• **DIRECTIONS**
Each entry below must be repeated exactly, with pictures left out.
## begin DATASET
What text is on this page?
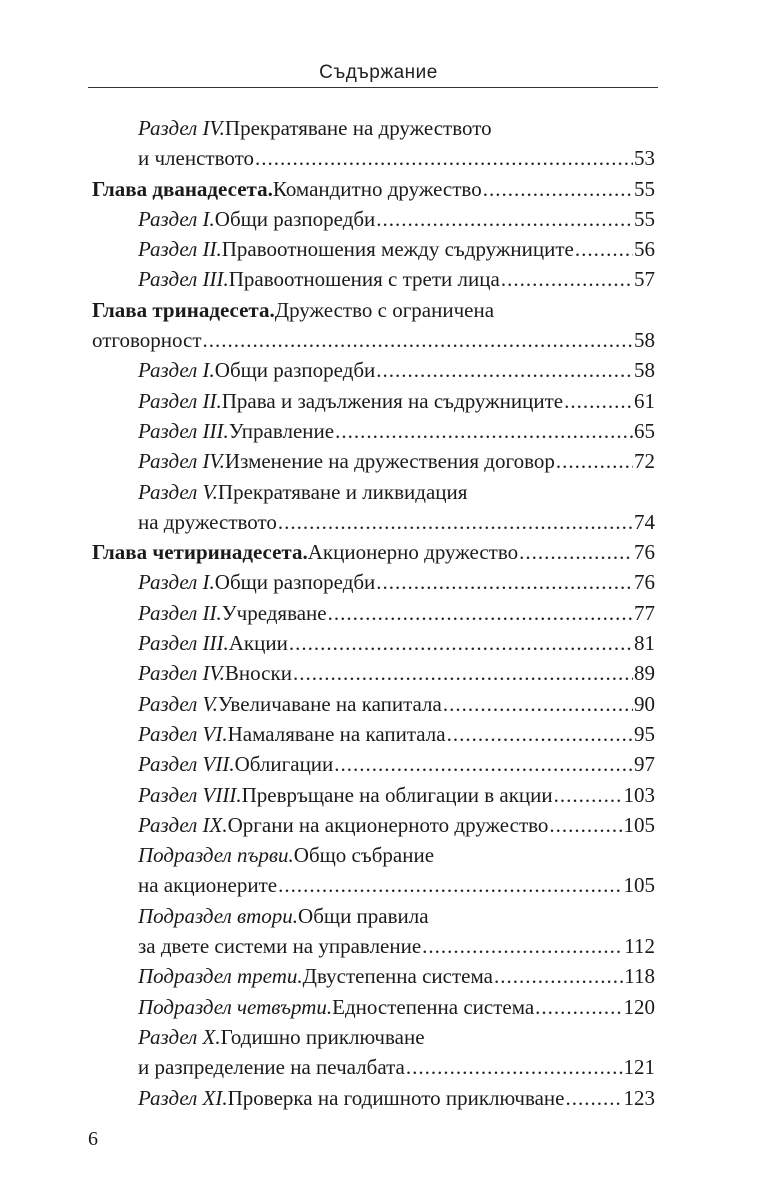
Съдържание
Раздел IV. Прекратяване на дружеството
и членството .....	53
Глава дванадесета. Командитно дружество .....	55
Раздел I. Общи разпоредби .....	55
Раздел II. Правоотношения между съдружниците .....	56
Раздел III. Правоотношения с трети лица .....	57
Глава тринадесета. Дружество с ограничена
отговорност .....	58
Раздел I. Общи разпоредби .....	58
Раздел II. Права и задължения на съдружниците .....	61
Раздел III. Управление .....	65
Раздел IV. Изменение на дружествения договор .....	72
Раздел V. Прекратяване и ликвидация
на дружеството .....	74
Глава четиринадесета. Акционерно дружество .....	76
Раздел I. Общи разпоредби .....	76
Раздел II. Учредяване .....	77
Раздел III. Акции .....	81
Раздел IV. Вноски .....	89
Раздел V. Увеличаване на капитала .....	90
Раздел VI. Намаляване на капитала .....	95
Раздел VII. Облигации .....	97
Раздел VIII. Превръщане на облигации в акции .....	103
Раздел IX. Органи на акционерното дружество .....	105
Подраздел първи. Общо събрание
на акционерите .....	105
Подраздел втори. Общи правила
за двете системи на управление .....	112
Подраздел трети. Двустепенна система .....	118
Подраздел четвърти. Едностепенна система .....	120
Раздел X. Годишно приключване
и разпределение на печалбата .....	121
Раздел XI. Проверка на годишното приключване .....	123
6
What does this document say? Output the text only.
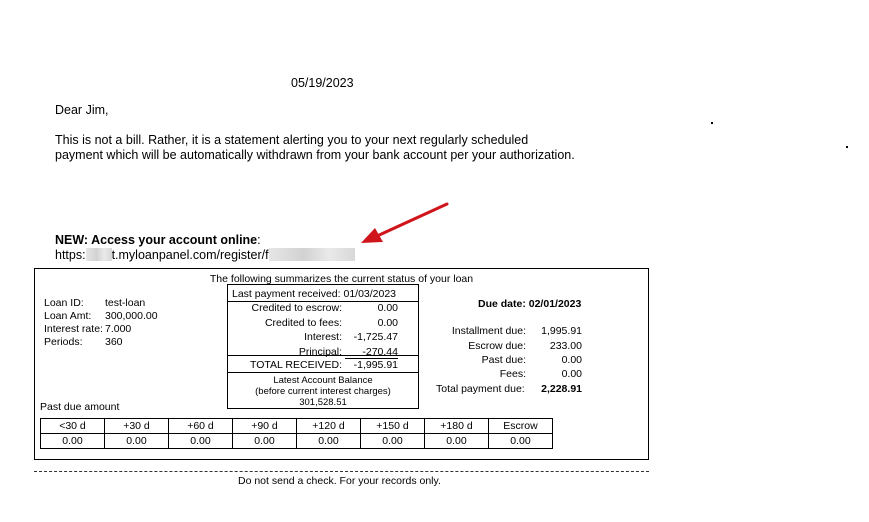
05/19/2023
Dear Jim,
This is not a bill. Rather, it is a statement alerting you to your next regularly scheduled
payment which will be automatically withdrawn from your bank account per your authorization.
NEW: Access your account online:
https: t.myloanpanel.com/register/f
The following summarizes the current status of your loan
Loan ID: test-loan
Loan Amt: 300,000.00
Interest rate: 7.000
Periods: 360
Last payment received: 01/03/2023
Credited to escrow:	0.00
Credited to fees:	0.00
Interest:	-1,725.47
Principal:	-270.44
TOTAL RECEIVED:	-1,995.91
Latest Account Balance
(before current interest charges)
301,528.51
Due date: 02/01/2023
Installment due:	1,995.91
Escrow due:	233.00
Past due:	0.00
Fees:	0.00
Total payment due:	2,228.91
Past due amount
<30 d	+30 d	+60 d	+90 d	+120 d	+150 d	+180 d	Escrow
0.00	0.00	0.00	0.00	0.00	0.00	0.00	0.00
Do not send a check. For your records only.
## end DATASET
• **RESULT BELOW**
What text is on this page?
Съдържание
Раздел IV. Прекратяване на дружеството
и членството .....	53
Глава дванадесета. Командитно дружество .....	55
Раздел I. Общи разпоредби .....	55
Раздел II. Правоотношения между съдружниците .....	56
Раздел III. Правоотношения с трети лица .....	57
Глава тринадесета. Дружество с ограничена
отговорност .....	58
Раздел I. Общи разпоредби .....	58
Раздел II. Права и задължения на съдружниците .....	61
Раздел III. Управление .....	65
Раздел IV. Изменение на дружествения договор .....	72
Раздел V. Прекратяване и ликвидация
на дружеството .....	74
Глава четиринадесета. Акционерно дружество .....	76
Раздел I. Общи разпоредби .....	76
Раздел II. Учредяване .....	77
Раздел III. Акции .....	81
Раздел IV. Вноски .....	89
Раздел V. Увеличаване на капитала .....	90
Раздел VI. Намаляване на капитала .....	95
Раздел VII. Облигации .....	97
Раздел VIII. Превръщане на облигации в акции .....	103
Раздел IX. Органи на акционерното дружество .....	105
Подраздел първи. Общо събрание
на акционерите .....	105
Подраздел втори. Общи правила
за двете системи на управление .....	112
Подраздел трети. Двустепенна система .....	118
Подраздел четвърти. Едностепенна система .....	120
Раздел X. Годишно приключване
и разпределение на печалбата .....	121
Раздел XI. Проверка на годишното приключване .....	123
6
What does this document say? Output the text only.
05/19/2023
Dear Jim,
This is not a bill. Rather, it is a statement alerting you to your next regularly scheduled
payment which will be automatically withdrawn from your bank account per your authorization.
NEW: Access your account online:
https: t.myloanpanel.com/register/f
The following summarizes the current status of your loan
Loan ID: test-loan
Loan Amt: 300,000.00
Interest rate: 7.000
Periods: 360
Last payment received: 01/03/2023
Credited to escrow:	0.00
Credited to fees:	0.00
Interest:	-1,725.47
Principal:	-270.44
TOTAL RECEIVED:	-1,995.91
Latest Account Balance
(before current interest charges)
301,528.51
Due date: 02/01/2023
Installment due:	1,995.91
Escrow due:	233.00
Past due:	0.00
Fees:	0.00
Total payment due:	2,228.91
Past due amount
<30 d	+30 d	+60 d	+90 d	+120 d	+150 d	+180 d	Escrow
0.00	0.00	0.00	0.00	0.00	0.00	0.00	0.00
Do not send a check. For your records only.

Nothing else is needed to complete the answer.